Of the lines in the entries, how many hold the word "services"? Give that number alone.

■ ■ ■ ■ ■ ■ ■

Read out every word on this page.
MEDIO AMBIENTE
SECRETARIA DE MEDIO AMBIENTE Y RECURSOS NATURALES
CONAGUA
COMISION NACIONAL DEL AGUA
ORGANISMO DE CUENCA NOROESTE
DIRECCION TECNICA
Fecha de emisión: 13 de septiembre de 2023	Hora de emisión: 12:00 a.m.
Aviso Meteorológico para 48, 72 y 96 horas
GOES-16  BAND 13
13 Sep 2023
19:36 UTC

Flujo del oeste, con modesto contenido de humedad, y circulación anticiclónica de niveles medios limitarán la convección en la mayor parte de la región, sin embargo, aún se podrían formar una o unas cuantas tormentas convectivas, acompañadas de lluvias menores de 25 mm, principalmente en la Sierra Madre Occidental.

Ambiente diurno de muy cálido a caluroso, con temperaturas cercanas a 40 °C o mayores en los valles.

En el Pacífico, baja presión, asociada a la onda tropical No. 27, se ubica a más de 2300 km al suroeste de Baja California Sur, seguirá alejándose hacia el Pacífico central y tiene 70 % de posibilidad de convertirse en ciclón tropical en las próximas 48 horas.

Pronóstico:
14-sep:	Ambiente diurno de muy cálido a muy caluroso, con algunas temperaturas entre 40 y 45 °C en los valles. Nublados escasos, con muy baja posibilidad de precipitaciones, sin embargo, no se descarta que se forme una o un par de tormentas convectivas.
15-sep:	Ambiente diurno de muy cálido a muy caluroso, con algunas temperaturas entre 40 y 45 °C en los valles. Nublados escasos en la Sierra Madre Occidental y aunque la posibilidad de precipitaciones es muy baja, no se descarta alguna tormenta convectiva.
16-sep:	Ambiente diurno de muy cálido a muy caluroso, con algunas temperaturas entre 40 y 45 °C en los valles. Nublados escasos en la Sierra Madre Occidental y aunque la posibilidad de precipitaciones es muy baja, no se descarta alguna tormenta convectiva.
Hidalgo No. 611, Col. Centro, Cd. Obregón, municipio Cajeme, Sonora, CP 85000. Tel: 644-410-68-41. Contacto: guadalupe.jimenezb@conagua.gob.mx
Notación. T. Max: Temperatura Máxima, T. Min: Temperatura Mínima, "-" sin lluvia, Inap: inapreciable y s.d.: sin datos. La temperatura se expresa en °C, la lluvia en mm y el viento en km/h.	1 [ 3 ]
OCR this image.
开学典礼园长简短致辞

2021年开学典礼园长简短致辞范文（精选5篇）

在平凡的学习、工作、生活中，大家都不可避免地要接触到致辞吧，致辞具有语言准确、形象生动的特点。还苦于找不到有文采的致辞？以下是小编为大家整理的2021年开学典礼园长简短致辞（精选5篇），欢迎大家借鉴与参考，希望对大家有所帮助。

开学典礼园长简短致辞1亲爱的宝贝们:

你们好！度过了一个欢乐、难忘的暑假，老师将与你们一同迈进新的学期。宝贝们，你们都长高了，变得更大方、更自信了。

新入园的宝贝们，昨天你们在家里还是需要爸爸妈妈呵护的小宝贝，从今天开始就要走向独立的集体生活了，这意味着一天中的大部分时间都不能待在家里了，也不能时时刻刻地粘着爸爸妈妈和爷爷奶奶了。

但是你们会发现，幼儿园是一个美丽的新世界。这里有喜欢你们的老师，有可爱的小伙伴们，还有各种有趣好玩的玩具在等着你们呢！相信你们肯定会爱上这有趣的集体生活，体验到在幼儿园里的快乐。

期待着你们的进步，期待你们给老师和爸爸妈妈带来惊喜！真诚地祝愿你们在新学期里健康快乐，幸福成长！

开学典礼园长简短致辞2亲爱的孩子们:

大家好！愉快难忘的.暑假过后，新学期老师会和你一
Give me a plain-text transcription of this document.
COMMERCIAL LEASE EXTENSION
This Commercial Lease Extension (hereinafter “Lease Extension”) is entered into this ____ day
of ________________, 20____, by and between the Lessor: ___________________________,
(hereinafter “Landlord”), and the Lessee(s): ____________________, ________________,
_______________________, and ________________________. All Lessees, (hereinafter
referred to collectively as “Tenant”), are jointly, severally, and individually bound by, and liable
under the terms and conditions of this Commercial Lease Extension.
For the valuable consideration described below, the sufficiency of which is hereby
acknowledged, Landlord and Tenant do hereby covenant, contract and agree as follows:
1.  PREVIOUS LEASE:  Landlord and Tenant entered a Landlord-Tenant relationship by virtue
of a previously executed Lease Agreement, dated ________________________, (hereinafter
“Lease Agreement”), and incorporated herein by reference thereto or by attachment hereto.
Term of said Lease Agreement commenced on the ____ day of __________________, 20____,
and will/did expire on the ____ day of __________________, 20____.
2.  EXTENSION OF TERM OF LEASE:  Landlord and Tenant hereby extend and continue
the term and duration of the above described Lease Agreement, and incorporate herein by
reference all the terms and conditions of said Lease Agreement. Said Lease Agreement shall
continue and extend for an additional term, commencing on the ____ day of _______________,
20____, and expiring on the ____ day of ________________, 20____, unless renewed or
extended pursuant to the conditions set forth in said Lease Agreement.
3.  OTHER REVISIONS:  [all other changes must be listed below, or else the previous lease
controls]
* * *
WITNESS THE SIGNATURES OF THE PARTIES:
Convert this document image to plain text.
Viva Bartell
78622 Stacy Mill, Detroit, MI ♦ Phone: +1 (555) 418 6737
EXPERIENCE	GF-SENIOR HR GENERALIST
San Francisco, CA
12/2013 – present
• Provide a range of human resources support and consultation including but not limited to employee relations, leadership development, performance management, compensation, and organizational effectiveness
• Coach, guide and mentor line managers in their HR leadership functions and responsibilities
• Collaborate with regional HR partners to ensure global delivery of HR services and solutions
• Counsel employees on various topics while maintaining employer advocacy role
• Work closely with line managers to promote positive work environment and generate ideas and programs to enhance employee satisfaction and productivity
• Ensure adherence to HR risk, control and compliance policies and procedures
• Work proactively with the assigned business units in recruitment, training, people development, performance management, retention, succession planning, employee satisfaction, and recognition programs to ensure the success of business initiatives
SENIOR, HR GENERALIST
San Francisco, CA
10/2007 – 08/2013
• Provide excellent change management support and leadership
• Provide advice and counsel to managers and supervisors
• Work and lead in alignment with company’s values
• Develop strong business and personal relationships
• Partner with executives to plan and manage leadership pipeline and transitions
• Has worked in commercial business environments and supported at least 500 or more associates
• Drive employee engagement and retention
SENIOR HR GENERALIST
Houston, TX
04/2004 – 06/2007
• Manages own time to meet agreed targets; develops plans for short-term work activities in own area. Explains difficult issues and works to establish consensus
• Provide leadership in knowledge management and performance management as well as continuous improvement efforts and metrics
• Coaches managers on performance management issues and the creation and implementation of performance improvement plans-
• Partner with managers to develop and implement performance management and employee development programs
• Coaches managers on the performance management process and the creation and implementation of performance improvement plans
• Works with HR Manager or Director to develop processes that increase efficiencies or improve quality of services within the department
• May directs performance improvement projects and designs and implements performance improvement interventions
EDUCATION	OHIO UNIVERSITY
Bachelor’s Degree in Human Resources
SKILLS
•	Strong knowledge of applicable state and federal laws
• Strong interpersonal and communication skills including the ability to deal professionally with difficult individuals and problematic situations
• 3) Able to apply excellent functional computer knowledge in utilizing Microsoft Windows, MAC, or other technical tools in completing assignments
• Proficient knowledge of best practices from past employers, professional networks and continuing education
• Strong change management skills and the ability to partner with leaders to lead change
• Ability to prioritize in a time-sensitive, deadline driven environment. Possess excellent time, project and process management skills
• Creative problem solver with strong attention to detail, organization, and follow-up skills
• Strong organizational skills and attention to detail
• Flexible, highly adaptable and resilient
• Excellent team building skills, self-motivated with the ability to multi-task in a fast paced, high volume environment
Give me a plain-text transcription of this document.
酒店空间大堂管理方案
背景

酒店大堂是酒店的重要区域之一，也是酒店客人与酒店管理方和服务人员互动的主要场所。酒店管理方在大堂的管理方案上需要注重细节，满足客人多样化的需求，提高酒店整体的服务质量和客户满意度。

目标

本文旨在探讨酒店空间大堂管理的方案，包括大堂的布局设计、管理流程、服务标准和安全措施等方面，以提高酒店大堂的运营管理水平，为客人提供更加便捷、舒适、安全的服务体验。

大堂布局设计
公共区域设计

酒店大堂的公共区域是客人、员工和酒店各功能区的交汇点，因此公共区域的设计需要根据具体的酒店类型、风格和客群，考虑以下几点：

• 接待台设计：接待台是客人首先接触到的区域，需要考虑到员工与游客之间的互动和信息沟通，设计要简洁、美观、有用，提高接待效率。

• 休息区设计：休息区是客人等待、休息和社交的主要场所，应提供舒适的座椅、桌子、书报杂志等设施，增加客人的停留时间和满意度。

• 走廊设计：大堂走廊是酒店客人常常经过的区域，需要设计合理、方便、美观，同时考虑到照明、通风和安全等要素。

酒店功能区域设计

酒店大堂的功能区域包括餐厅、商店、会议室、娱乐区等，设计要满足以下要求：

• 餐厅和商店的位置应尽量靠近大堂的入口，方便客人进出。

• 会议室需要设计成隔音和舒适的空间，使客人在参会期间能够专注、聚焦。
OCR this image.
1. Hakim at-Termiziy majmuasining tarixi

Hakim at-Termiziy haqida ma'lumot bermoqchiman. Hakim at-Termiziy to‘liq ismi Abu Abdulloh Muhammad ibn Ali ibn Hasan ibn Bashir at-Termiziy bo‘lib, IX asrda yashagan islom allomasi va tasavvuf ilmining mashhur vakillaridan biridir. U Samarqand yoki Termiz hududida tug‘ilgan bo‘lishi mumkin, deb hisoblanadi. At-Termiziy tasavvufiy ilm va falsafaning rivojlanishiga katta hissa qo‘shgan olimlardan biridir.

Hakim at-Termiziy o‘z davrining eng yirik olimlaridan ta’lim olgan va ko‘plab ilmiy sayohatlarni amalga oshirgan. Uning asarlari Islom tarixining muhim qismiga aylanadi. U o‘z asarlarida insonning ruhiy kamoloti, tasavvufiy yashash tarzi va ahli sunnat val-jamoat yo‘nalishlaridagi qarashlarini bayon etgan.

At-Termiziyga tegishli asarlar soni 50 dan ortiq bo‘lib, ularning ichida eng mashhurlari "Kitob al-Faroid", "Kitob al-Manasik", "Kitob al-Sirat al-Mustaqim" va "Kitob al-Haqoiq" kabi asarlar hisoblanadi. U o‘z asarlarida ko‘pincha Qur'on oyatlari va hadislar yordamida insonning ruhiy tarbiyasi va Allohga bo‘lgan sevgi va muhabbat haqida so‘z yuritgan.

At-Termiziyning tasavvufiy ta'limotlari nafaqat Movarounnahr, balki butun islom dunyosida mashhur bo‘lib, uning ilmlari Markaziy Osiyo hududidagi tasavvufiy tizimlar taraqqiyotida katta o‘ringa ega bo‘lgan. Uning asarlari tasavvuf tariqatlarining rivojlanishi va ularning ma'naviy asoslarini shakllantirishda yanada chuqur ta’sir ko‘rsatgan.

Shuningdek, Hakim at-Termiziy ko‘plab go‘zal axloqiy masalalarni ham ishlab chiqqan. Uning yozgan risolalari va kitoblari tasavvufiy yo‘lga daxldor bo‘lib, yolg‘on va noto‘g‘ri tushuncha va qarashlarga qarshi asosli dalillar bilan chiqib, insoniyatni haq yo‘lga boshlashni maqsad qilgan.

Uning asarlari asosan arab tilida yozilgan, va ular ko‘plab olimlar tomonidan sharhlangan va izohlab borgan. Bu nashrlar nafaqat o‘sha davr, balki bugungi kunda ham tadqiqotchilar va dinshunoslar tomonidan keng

■ ■ ■ ■ ■ ■ ■

__Solution for this problem__
2